Check every line of the data below for the string "credit", and copy the ones that hold it.

<<<<

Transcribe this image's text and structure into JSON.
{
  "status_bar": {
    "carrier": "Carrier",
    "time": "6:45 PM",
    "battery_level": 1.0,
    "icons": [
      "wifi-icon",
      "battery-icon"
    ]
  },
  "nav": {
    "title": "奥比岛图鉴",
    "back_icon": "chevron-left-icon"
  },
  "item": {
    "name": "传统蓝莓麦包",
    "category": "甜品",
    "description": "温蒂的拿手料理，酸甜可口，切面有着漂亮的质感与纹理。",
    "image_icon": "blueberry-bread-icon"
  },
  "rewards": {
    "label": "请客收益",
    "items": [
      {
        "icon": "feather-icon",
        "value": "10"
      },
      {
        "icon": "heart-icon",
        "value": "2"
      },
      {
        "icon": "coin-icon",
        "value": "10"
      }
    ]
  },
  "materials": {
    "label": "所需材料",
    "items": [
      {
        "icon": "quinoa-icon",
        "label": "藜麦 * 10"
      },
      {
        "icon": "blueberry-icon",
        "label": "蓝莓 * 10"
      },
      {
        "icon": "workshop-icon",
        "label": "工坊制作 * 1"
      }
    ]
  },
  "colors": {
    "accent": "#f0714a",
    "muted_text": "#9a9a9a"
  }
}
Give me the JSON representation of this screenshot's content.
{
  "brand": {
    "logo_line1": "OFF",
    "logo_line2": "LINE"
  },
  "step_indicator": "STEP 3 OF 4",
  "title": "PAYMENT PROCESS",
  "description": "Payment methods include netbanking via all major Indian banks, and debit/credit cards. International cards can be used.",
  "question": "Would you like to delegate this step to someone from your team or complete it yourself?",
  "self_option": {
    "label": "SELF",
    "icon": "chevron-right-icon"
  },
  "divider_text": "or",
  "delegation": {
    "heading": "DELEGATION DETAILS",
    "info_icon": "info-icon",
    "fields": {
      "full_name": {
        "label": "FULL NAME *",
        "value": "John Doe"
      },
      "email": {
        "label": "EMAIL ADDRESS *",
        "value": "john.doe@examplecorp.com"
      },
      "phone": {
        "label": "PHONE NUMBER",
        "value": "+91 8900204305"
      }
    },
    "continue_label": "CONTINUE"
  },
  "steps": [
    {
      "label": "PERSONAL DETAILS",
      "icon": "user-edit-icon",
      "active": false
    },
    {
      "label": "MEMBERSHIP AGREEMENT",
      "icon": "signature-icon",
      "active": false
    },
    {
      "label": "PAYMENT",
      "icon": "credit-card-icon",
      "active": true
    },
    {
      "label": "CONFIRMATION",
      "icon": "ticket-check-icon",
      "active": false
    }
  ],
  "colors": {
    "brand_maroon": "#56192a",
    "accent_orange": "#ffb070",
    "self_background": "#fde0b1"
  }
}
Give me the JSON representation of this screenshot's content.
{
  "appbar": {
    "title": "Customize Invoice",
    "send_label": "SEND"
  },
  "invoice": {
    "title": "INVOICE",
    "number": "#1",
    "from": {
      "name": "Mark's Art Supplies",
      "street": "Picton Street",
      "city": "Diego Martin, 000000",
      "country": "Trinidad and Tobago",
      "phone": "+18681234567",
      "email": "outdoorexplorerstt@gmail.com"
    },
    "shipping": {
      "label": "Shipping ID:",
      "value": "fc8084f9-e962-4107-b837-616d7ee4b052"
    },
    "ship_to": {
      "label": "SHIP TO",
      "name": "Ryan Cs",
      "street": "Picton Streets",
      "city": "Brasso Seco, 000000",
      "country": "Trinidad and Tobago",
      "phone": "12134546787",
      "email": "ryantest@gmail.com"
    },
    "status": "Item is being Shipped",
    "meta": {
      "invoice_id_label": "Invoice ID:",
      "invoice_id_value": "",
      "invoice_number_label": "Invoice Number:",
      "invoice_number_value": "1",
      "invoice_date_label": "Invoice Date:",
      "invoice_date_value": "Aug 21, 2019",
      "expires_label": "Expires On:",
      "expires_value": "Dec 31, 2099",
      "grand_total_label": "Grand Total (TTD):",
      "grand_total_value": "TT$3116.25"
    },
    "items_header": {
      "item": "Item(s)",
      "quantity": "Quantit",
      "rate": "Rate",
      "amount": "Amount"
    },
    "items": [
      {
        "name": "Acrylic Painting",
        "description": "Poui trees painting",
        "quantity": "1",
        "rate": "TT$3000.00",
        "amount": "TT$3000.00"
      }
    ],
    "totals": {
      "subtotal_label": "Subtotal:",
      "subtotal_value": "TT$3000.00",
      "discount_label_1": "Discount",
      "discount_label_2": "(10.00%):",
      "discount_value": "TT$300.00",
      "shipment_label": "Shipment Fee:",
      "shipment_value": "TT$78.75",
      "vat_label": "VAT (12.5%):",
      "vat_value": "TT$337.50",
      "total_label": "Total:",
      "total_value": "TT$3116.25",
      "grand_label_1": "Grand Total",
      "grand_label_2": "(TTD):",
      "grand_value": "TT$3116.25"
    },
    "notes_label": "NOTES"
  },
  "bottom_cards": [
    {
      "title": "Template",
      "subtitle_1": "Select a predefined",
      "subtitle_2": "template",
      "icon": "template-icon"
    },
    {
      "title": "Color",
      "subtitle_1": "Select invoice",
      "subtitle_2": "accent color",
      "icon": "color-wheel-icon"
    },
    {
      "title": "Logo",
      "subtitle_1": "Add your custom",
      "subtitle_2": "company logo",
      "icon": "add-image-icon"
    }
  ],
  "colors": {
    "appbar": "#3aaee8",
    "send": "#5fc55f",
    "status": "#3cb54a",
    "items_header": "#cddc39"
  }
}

>>>>

__TASK OUTPUT__.
  "description": "Payment methods include netbanking via all major Indian banks, and debit/credit cards. International cards can be used.",
      "icon": "credit-card-icon",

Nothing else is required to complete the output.